**YOUR OBJECTIVE**
Return each line of the material verbatim.

**GIVEN INFORMATION**

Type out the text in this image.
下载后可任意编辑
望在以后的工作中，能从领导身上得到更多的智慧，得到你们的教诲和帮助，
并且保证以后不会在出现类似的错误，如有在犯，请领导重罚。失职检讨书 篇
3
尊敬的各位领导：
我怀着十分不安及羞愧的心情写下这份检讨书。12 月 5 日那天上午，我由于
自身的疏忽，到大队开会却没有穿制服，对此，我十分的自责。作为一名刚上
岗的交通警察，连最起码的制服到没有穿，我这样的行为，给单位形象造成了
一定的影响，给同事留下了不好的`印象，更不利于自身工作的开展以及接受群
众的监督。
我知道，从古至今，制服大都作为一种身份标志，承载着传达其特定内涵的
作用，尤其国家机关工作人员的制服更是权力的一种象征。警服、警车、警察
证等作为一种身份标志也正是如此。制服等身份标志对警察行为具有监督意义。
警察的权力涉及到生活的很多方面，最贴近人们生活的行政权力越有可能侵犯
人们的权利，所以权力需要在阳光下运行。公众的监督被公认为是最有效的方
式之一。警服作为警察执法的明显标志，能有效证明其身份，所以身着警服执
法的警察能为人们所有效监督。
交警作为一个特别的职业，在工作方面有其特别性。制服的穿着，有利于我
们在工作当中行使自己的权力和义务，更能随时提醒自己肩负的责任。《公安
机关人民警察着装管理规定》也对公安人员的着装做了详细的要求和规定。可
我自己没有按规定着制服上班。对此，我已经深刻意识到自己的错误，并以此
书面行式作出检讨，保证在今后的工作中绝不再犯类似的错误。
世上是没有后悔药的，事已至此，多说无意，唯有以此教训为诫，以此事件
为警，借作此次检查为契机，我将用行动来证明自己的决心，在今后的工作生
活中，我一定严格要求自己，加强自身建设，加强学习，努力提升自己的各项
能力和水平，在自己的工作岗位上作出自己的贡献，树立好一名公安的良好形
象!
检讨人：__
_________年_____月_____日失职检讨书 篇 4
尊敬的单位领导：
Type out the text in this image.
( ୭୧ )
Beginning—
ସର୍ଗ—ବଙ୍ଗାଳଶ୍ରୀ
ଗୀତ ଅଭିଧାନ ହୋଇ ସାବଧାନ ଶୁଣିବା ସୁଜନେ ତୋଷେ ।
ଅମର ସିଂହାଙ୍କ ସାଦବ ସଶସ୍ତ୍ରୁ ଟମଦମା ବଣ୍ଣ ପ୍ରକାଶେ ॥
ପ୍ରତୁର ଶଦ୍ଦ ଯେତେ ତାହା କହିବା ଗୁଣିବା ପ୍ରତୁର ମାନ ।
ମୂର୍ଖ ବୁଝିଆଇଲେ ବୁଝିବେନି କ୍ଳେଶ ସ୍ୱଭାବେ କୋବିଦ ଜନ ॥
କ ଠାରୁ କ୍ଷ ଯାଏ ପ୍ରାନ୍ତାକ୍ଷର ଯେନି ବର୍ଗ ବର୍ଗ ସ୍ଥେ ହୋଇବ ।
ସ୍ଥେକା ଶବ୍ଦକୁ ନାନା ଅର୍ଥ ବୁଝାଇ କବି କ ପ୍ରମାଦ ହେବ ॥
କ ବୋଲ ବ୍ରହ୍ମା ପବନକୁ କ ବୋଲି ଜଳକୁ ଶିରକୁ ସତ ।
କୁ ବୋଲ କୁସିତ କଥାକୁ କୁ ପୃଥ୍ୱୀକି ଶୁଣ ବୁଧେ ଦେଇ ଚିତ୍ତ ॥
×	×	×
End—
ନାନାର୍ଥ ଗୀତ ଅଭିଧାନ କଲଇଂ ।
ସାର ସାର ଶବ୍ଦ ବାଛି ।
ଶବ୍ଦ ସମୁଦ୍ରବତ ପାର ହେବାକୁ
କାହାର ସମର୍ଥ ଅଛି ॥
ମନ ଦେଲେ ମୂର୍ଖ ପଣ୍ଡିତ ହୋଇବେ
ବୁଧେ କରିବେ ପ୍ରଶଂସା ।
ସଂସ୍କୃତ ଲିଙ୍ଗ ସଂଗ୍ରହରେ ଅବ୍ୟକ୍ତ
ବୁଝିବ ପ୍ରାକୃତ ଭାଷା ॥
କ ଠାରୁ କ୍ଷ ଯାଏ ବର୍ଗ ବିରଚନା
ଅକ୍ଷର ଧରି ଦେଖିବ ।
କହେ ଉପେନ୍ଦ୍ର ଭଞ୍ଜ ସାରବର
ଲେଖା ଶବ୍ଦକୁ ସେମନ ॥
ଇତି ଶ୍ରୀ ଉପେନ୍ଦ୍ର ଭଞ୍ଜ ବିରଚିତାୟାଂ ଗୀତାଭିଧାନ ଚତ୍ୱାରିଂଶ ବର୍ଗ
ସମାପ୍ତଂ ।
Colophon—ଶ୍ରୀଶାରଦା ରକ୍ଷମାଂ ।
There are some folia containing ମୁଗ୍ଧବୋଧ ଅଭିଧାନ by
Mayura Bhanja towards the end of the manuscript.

**RESULT**
Type out the text in this image.
下载后可任意编辑
望在以后的工作中，能从领导身上得到更多的智慧，得到你们的教诲和帮助，
并且保证以后不会在出现类似的错误，如有在犯，请领导重罚。失职检讨书 篇
3
尊敬的各位领导：
我怀着十分不安及羞愧的心情写下这份检讨书。12 月 5 日那天上午，我由于
自身的疏忽，到大队开会却没有穿制服，对此，我十分的自责。作为一名刚上
岗的交通警察，连最起码的制服到没有穿，我这样的行为，给单位形象造成了
一定的影响，给同事留下了不好的`印象，更不利于自身工作的开展以及接受群
众的监督。
我知道，从古至今，制服大都作为一种身份标志，承载着传达其特定内涵的
作用，尤其国家机关工作人员的制服更是权力的一种象征。警服、警车、警察
证等作为一种身份标志也正是如此。制服等身份标志对警察行为具有监督意义。
警察的权力涉及到生活的很多方面，最贴近人们生活的行政权力越有可能侵犯
人们的权利，所以权力需要在阳光下运行。公众的监督被公认为是最有效的方
式之一。警服作为警察执法的明显标志，能有效证明其身份，所以身着警服执
法的警察能为人们所有效监督。
交警作为一个特别的职业，在工作方面有其特别性。制服的穿着，有利于我
们在工作当中行使自己的权力和义务，更能随时提醒自己肩负的责任。《公安
机关人民警察着装管理规定》也对公安人员的着装做了详细的要求和规定。可
我自己没有按规定着制服上班。对此，我已经深刻意识到自己的错误，并以此
书面行式作出检讨，保证在今后的工作中绝不再犯类似的错误。
世上是没有后悔药的，事已至此，多说无意，唯有以此教训为诫，以此事件
为警，借作此次检查为契机，我将用行动来证明自己的决心，在今后的工作生
活中，我一定严格要求自己，加强自身建设，加强学习，努力提升自己的各项
能力和水平，在自己的工作岗位上作出自己的贡献，树立好一名公安的良好形
象!
检讨人：__
_________年_____月_____日失职检讨书 篇 4
尊敬的单位领导：
Type out the text in this image.
( ୭୧ )
Beginning—
ସର୍ଗ—ବଙ୍ଗାଳଶ୍ରୀ
ଗୀତ ଅଭିଧାନ ହୋଇ ସାବଧାନ ଶୁଣିବା ସୁଜନେ ତୋଷେ ।
ଅମର ସିଂହାଙ୍କ ସାଦବ ସଶସ୍ତ୍ରୁ ଟମଦମା ବଣ୍ଣ ପ୍ରକାଶେ ॥
ପ୍ରତୁର ଶଦ୍ଦ ଯେତେ ତାହା କହିବା ଗୁଣିବା ପ୍ରତୁର ମାନ ।
ମୂର୍ଖ ବୁଝିଆଇଲେ ବୁଝିବେନି କ୍ଳେଶ ସ୍ୱଭାବେ କୋବିଦ ଜନ ॥
କ ଠାରୁ କ୍ଷ ଯାଏ ପ୍ରାନ୍ତାକ୍ଷର ଯେନି ବର୍ଗ ବର୍ଗ ସ୍ଥେ ହୋଇବ ।
ସ୍ଥେକା ଶବ୍ଦକୁ ନାନା ଅର୍ଥ ବୁଝାଇ କବି କ ପ୍ରମାଦ ହେବ ॥
କ ବୋଲ ବ୍ରହ୍ମା ପବନକୁ କ ବୋଲି ଜଳକୁ ଶିରକୁ ସତ ।
କୁ ବୋଲ କୁସିତ କଥାକୁ କୁ ପୃଥ୍ୱୀକି ଶୁଣ ବୁଧେ ଦେଇ ଚିତ୍ତ ॥
×	×	×
End—
ନାନାର୍ଥ ଗୀତ ଅଭିଧାନ କଲଇଂ ।
ସାର ସାର ଶବ୍ଦ ବାଛି ।
ଶବ୍ଦ ସମୁଦ୍ରବତ ପାର ହେବାକୁ
କାହାର ସମର୍ଥ ଅଛି ॥
ମନ ଦେଲେ ମୂର୍ଖ ପଣ୍ଡିତ ହୋଇବେ
ବୁଧେ କରିବେ ପ୍ରଶଂସା ।
ସଂସ୍କୃତ ଲିଙ୍ଗ ସଂଗ୍ରହରେ ଅବ୍ୟକ୍ତ
ବୁଝିବ ପ୍ରାକୃତ ଭାଷା ॥
କ ଠାରୁ କ୍ଷ ଯାଏ ବର୍ଗ ବିରଚନା
ଅକ୍ଷର ଧରି ଦେଖିବ ।
କହେ ଉପେନ୍ଦ୍ର ଭଞ୍ଜ ସାରବର
ଲେଖା ଶବ୍ଦକୁ ସେମନ ॥
ଇତି ଶ୍ରୀ ଉପେନ୍ଦ୍ର ଭଞ୍ଜ ବିରଚିତାୟାଂ ଗୀତାଭିଧାନ ଚତ୍ୱାରିଂଶ ବର୍ଗ
ସମାପ୍ତଂ ।
Colophon—ଶ୍ରୀଶାରଦା ରକ୍ଷମାଂ ।
There are some folia containing ମୁଗ୍ଧବୋଧ ଅଭିଧାନ by
Mayura Bhanja towards the end of the manuscript.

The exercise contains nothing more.